◆ WHAT YOU ARE ASKED TO DO ◆
Identify every line in the records below that contains the word "ylabel", and reproduce each one.

◆ THE RECORDS ◆
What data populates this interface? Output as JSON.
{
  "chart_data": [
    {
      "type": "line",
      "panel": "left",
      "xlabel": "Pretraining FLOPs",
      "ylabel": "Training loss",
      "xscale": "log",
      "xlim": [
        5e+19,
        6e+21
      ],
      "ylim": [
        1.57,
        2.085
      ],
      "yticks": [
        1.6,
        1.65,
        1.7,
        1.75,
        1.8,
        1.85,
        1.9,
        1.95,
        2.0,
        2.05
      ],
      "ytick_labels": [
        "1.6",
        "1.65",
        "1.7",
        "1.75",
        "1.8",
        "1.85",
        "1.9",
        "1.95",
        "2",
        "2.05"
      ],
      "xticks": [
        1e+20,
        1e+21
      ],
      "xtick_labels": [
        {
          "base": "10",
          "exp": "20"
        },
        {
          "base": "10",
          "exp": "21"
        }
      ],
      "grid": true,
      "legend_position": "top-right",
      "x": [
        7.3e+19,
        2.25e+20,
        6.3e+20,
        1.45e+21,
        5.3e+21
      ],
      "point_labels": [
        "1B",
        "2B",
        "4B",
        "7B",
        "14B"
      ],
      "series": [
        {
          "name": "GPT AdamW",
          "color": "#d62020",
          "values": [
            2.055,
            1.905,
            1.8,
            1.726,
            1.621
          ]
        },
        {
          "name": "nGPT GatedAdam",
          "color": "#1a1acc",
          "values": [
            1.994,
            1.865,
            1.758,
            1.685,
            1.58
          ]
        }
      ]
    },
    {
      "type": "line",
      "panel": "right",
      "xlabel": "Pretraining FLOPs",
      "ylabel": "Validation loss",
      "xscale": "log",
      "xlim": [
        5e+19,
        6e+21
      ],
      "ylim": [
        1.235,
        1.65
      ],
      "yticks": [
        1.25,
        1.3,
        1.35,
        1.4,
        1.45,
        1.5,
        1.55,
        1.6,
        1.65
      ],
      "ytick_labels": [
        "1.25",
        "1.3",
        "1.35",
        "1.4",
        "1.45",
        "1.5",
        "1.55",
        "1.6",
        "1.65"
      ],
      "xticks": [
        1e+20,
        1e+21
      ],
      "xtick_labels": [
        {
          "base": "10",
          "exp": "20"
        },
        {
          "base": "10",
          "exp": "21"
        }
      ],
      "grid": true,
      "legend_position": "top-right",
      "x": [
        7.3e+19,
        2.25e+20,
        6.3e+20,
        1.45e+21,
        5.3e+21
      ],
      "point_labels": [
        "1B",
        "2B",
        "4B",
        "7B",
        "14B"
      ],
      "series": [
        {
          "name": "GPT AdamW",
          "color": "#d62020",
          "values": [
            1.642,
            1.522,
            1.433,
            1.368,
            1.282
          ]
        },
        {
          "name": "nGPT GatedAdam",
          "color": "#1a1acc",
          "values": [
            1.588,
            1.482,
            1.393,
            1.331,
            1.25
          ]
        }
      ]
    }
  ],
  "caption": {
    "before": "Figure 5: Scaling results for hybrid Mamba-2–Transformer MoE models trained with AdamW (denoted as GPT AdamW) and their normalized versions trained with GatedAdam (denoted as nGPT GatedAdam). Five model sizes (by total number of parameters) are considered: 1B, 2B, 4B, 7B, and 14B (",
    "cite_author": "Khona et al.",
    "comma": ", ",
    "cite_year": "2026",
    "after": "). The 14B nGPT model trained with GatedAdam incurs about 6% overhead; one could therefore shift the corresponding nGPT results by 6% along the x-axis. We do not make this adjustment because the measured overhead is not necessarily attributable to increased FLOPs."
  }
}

◆ SOLVED PROBLEM ◆
      "ylabel": "Training loss",
      "ylabel": "Validation loss",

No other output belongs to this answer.